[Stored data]
* START *

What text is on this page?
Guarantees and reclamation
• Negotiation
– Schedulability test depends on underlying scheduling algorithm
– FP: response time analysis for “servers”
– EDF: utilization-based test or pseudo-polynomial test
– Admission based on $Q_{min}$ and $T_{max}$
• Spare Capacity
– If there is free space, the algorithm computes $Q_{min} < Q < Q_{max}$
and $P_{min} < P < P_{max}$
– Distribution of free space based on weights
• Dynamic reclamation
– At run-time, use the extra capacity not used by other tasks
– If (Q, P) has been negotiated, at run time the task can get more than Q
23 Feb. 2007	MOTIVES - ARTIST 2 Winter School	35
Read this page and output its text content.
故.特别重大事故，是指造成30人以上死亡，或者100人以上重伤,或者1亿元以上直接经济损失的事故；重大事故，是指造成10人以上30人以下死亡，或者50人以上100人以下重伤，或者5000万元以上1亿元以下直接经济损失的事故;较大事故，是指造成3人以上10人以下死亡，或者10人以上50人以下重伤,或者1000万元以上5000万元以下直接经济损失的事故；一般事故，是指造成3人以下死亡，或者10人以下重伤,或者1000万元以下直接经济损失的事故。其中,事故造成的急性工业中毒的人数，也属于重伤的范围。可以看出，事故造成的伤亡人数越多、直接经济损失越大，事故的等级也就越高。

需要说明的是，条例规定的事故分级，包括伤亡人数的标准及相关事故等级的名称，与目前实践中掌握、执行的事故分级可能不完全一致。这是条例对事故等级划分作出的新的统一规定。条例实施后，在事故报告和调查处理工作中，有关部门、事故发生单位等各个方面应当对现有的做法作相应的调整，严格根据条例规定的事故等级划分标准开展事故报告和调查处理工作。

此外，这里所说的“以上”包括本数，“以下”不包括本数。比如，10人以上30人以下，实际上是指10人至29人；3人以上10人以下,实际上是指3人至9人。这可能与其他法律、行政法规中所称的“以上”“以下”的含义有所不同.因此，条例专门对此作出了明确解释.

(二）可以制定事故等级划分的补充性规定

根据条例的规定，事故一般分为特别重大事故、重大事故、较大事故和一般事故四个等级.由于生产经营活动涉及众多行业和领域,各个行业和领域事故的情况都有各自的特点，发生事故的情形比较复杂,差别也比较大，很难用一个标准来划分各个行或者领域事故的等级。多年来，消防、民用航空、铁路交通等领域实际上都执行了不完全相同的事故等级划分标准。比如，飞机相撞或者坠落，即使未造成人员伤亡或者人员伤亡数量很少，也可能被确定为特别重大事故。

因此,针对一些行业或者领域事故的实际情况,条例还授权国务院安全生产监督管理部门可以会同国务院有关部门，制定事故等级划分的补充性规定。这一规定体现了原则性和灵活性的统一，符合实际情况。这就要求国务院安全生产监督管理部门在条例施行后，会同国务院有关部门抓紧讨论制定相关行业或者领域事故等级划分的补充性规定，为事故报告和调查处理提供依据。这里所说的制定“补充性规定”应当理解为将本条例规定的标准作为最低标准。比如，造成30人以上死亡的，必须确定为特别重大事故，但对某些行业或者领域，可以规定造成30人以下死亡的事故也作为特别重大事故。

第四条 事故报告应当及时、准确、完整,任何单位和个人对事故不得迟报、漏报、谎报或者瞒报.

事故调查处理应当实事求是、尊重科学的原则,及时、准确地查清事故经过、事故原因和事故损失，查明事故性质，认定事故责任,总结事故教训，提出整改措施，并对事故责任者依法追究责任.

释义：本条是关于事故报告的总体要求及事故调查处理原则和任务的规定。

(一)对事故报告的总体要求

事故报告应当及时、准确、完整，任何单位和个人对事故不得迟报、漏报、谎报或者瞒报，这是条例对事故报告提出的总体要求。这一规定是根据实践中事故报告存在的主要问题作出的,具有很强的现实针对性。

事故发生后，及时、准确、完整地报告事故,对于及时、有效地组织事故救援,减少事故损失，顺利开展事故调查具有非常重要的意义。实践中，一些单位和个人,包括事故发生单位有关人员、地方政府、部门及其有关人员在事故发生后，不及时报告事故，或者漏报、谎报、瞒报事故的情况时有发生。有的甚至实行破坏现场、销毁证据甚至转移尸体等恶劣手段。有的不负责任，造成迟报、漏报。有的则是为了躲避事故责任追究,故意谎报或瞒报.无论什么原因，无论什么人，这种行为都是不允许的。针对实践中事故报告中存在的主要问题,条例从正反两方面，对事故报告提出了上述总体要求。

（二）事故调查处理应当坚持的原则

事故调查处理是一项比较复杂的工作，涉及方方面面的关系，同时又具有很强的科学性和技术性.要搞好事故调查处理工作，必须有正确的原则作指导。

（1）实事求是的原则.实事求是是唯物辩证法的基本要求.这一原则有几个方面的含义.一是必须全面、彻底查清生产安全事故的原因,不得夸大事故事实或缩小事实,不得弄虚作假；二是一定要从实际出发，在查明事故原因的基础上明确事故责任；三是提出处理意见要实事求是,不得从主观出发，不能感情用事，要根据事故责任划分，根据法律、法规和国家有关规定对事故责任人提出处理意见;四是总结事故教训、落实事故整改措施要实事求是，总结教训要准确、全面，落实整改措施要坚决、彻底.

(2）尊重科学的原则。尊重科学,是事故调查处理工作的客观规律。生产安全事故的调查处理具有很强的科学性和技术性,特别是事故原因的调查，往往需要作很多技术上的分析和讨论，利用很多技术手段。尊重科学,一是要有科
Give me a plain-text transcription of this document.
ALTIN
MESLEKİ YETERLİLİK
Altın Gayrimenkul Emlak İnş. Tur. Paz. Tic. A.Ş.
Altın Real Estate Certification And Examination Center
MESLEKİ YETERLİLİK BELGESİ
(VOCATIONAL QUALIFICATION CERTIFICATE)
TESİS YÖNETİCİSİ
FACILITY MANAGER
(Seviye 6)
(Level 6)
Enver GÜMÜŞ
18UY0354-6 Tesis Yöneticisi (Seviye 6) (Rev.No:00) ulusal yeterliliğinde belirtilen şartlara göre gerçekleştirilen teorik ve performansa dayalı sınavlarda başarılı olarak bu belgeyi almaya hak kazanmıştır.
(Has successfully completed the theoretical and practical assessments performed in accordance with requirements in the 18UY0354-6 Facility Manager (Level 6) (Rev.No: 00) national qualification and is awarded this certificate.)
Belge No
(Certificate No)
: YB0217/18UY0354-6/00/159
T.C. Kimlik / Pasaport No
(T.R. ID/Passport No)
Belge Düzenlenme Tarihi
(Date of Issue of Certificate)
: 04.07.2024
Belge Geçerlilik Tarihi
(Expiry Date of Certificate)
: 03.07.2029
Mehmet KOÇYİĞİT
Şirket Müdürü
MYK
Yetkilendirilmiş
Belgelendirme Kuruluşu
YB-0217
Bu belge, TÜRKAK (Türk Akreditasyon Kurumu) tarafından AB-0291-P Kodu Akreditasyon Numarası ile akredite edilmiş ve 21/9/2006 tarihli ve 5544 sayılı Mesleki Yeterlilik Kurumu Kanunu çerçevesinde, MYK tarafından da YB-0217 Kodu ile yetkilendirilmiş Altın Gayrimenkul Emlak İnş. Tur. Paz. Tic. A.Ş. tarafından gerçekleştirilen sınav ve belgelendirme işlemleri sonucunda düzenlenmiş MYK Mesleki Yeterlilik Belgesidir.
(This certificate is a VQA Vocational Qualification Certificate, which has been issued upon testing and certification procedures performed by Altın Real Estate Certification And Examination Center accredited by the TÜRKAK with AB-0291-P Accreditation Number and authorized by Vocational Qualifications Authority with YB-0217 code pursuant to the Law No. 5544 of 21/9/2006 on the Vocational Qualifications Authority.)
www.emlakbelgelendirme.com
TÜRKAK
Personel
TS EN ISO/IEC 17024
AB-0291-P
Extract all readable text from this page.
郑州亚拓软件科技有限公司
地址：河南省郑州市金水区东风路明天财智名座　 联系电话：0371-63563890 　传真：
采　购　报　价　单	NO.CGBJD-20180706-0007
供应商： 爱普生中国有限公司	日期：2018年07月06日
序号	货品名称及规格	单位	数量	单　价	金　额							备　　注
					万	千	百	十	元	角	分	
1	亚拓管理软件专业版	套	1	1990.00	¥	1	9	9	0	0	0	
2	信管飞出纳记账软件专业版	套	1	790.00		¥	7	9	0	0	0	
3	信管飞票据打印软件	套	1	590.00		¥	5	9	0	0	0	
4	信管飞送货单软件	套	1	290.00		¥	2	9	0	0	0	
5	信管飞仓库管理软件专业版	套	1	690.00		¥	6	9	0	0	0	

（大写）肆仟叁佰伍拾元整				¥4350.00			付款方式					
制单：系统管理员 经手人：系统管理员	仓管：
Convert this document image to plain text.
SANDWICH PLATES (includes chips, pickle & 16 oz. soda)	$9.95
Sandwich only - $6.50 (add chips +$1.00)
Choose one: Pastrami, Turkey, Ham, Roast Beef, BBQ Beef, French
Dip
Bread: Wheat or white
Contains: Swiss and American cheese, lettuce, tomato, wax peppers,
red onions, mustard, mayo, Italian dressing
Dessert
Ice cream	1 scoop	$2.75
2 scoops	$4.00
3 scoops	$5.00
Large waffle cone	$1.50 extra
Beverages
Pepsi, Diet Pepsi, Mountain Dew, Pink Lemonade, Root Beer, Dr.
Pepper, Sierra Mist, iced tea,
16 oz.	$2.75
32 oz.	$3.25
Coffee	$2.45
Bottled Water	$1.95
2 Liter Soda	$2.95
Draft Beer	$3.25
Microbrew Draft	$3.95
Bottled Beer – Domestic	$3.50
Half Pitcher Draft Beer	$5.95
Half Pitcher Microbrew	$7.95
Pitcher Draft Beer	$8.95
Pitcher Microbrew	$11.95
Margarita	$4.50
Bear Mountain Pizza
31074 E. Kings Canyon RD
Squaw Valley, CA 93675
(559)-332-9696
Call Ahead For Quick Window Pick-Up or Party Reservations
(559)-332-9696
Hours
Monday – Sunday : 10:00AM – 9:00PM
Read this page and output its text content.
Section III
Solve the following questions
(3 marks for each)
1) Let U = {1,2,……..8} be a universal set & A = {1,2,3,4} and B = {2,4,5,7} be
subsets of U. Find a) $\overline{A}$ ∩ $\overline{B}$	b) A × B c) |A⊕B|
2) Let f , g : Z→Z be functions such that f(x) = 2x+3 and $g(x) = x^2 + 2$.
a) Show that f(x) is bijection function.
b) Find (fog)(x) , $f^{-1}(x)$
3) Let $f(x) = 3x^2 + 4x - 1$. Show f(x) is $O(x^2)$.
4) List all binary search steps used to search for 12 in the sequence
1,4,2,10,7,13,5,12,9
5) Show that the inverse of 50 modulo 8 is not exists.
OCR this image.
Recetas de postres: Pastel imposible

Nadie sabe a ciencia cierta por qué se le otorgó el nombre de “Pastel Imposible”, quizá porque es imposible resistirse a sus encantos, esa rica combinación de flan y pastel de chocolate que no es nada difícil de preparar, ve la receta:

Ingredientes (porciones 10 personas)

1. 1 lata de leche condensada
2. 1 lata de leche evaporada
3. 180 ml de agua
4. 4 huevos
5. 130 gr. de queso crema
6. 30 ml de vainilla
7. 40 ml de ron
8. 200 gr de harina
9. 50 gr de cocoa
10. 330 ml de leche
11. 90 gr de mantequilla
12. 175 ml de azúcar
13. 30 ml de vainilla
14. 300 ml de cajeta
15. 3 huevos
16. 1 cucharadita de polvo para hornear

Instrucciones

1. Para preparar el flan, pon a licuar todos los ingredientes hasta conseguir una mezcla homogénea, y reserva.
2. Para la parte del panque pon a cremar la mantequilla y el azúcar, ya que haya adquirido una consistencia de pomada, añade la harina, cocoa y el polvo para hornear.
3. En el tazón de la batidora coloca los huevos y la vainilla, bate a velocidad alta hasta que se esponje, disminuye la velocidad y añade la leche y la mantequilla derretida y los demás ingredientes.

* END *

Your goal | Pick out each line above that includes "Date" and show it.

Solution for this problem |
(Date of Issue of Certificate)
(Expiry Date of Certificate)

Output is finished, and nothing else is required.